Work instructions: Locate the word "without" in the entries below, then gather every line that holds it.

Information given:
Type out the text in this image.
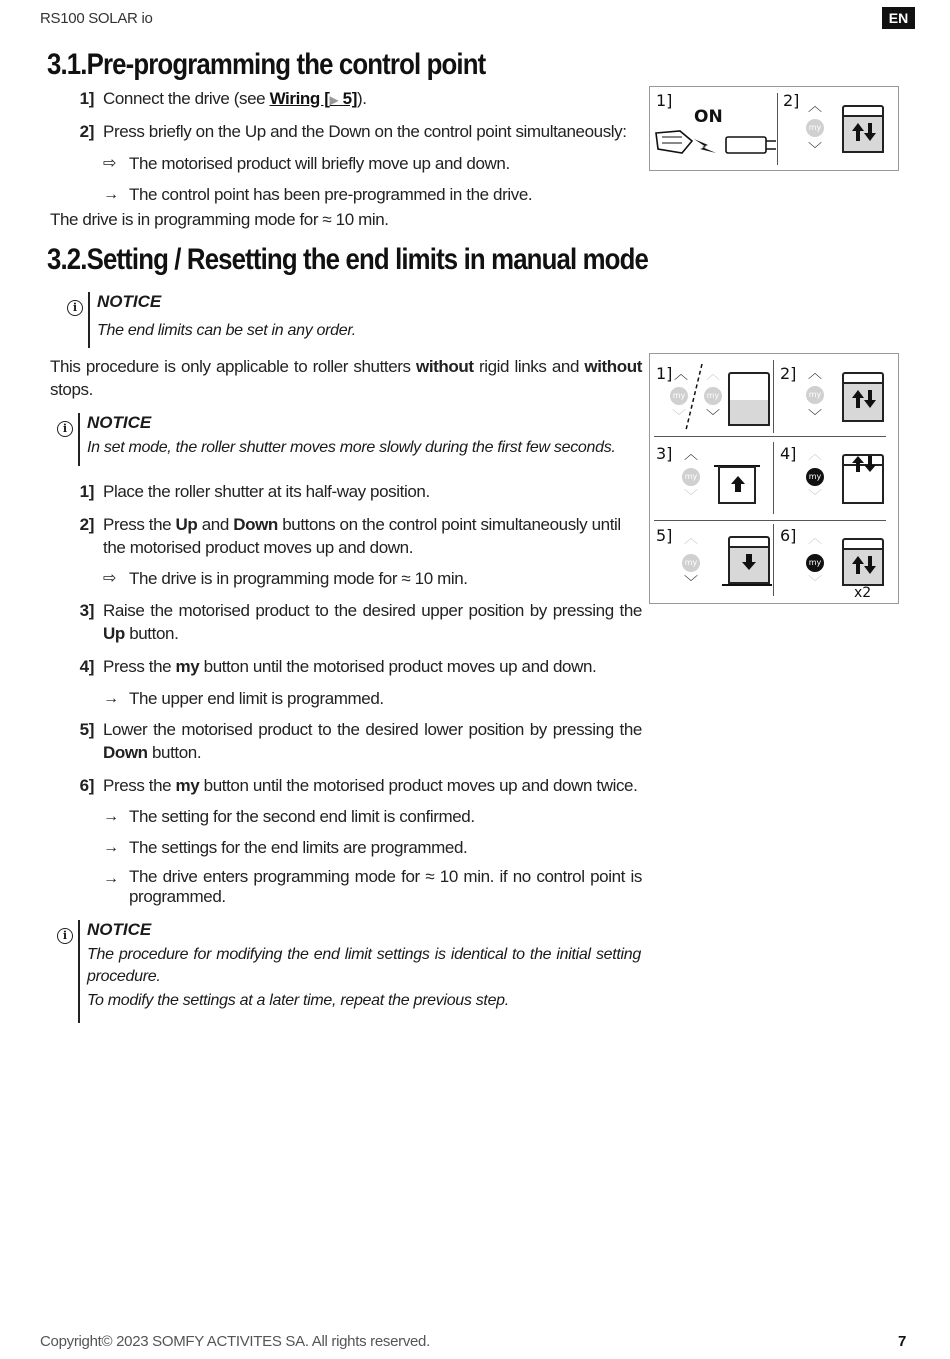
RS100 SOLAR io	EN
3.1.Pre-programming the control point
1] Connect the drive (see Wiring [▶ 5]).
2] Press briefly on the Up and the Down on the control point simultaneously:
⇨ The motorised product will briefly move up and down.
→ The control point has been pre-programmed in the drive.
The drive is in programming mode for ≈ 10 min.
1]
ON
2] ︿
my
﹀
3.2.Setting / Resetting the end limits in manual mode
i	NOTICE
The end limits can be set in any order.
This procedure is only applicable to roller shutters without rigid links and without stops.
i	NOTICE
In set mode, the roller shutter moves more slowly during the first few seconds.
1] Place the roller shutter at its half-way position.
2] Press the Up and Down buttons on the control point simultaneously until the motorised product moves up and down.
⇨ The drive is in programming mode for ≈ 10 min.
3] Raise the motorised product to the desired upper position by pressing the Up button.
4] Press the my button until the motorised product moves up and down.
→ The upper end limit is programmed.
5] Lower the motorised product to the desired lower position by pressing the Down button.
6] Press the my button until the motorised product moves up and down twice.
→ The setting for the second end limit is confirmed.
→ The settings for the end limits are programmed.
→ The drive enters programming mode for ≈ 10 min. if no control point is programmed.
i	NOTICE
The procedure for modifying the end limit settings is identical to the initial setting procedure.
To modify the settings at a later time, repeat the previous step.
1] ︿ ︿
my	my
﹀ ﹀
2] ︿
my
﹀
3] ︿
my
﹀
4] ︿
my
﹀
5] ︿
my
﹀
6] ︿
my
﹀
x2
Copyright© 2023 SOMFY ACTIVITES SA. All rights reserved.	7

--

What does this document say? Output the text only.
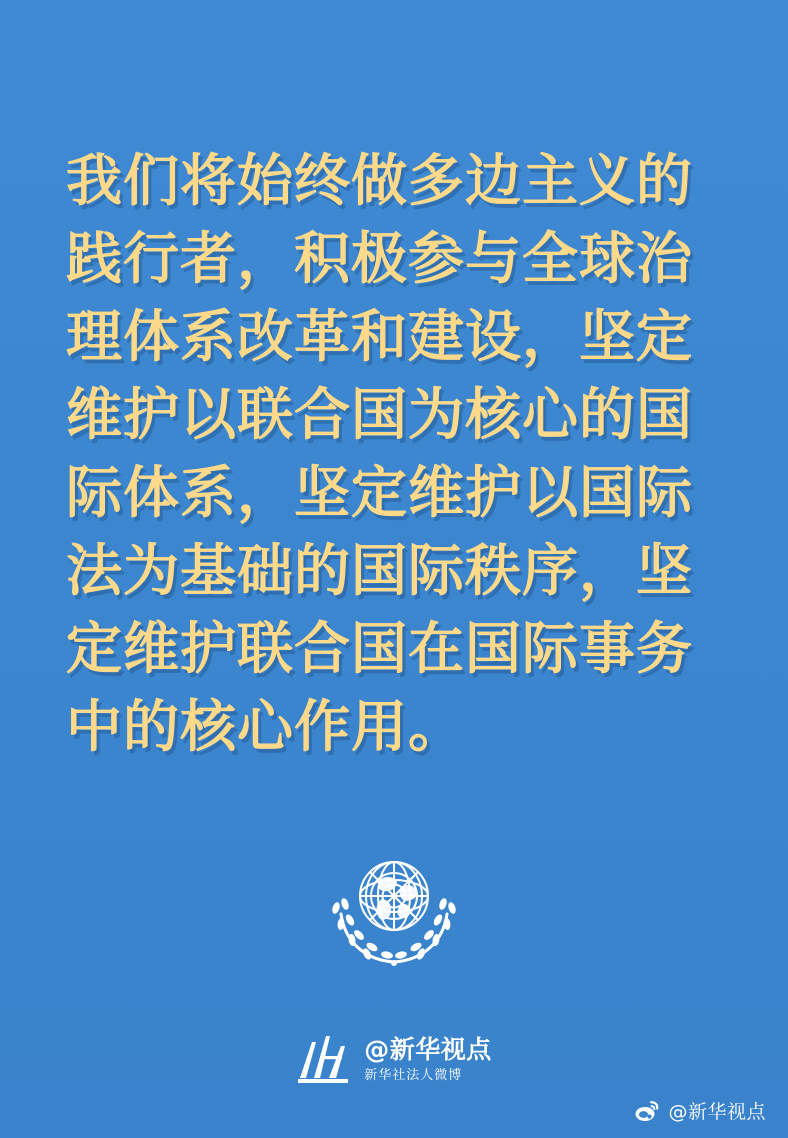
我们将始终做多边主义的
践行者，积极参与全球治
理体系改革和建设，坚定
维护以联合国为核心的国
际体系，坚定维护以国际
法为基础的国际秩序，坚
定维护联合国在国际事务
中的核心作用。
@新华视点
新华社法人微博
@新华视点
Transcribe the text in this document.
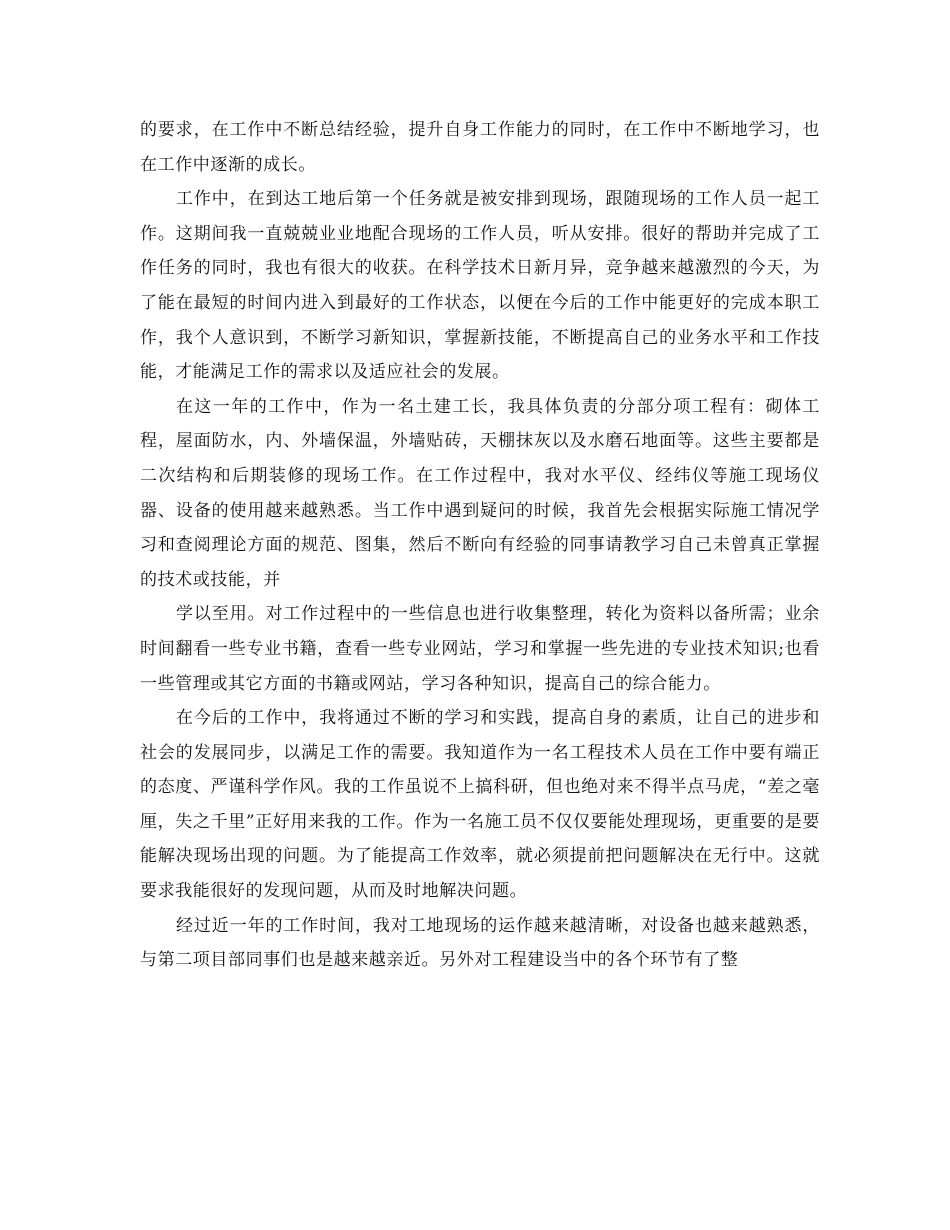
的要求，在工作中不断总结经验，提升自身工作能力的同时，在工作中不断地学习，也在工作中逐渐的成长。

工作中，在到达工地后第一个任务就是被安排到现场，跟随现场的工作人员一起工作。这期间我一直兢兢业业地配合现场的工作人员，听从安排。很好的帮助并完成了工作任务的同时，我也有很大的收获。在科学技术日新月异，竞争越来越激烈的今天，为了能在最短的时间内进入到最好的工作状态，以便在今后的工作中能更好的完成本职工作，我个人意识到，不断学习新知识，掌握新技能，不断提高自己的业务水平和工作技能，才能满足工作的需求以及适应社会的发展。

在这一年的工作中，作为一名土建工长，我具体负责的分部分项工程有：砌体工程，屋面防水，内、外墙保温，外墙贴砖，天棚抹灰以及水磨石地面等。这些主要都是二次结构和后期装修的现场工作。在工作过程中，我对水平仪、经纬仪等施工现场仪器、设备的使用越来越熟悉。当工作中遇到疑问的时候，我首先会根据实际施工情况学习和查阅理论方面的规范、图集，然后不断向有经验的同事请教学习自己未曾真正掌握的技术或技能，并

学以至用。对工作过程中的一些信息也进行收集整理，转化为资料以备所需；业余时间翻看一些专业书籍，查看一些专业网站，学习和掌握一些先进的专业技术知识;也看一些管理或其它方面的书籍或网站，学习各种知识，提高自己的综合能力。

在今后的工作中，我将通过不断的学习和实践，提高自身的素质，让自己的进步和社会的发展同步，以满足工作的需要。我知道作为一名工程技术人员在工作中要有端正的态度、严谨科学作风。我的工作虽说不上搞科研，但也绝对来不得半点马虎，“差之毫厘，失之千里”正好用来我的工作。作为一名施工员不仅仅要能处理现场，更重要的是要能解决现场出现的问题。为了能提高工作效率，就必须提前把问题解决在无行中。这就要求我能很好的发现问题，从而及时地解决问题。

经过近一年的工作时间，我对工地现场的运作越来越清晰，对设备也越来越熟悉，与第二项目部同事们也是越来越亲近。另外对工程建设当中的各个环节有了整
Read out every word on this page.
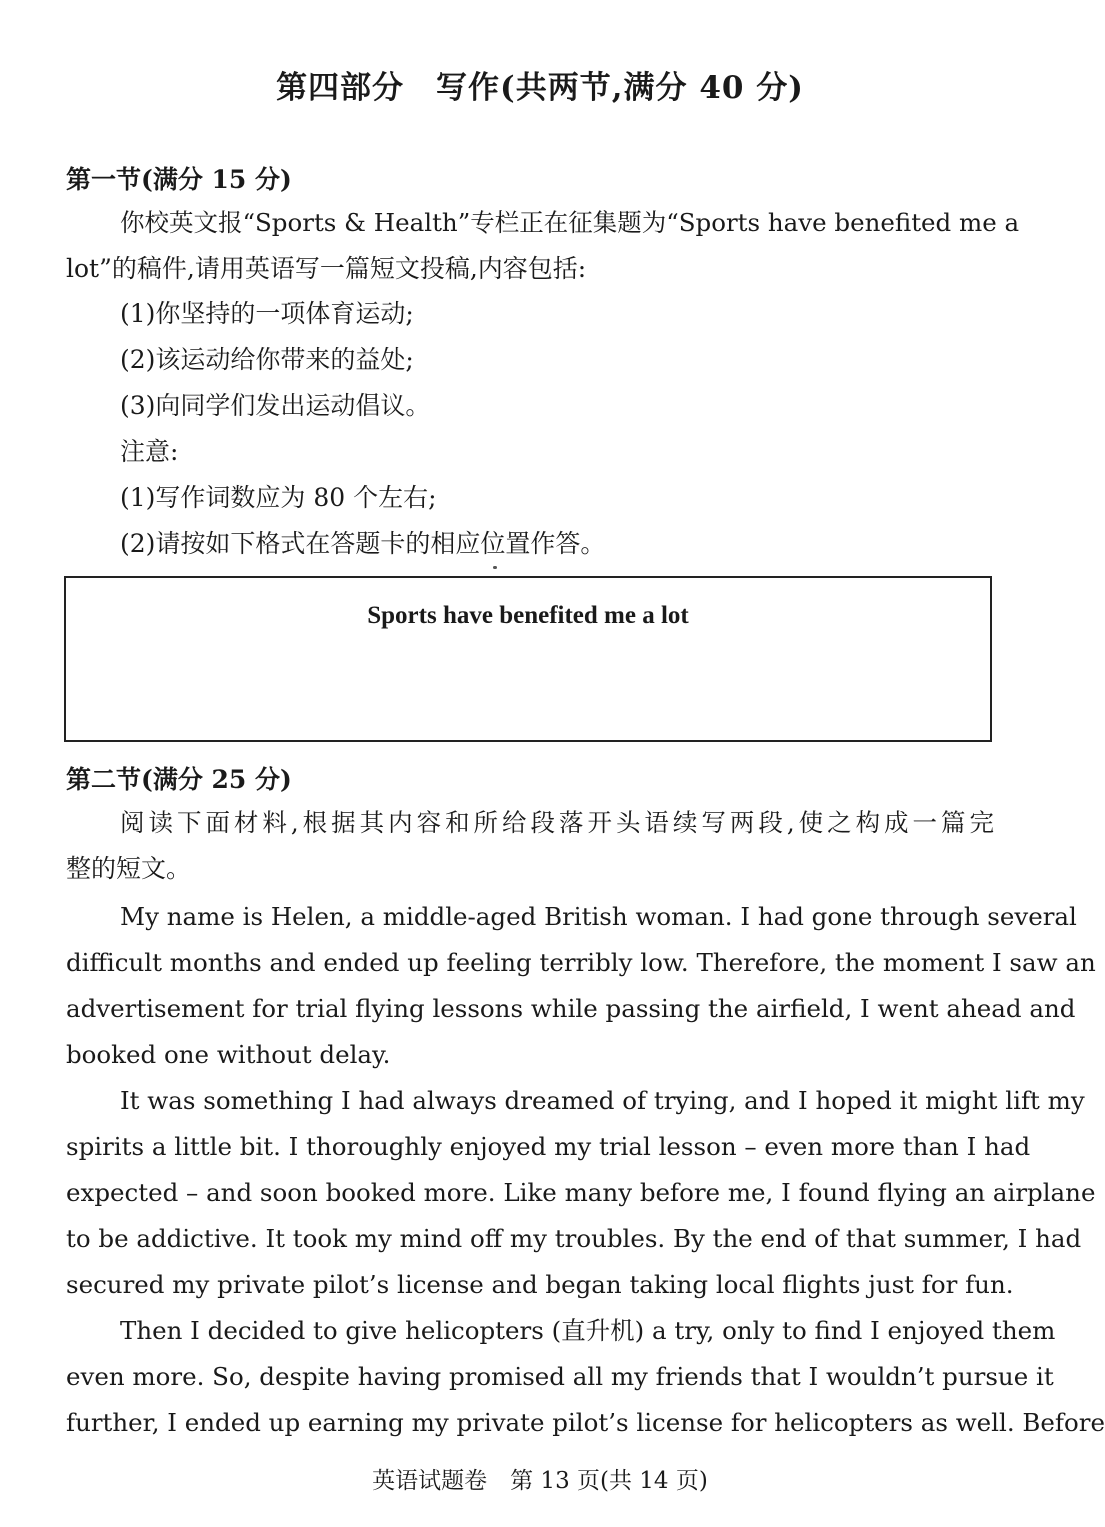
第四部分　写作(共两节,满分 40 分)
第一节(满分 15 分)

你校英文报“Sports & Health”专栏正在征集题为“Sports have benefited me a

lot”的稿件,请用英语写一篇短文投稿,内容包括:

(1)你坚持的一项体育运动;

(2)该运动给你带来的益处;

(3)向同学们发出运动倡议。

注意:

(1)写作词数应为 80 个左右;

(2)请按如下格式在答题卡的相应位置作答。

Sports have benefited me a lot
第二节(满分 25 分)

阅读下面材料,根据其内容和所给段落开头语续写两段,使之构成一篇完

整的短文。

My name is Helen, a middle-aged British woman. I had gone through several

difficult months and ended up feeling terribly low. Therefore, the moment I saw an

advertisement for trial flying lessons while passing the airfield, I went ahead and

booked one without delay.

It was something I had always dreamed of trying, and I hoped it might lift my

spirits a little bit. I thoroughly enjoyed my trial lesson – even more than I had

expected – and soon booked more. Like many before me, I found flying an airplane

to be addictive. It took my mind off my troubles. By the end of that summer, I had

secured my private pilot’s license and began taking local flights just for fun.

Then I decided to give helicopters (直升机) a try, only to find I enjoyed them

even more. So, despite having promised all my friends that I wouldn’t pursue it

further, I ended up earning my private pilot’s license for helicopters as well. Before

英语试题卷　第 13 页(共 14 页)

Solution for this task:
This procedure is only applicable to roller shutters without rigid links and without stops.
booked one without delay.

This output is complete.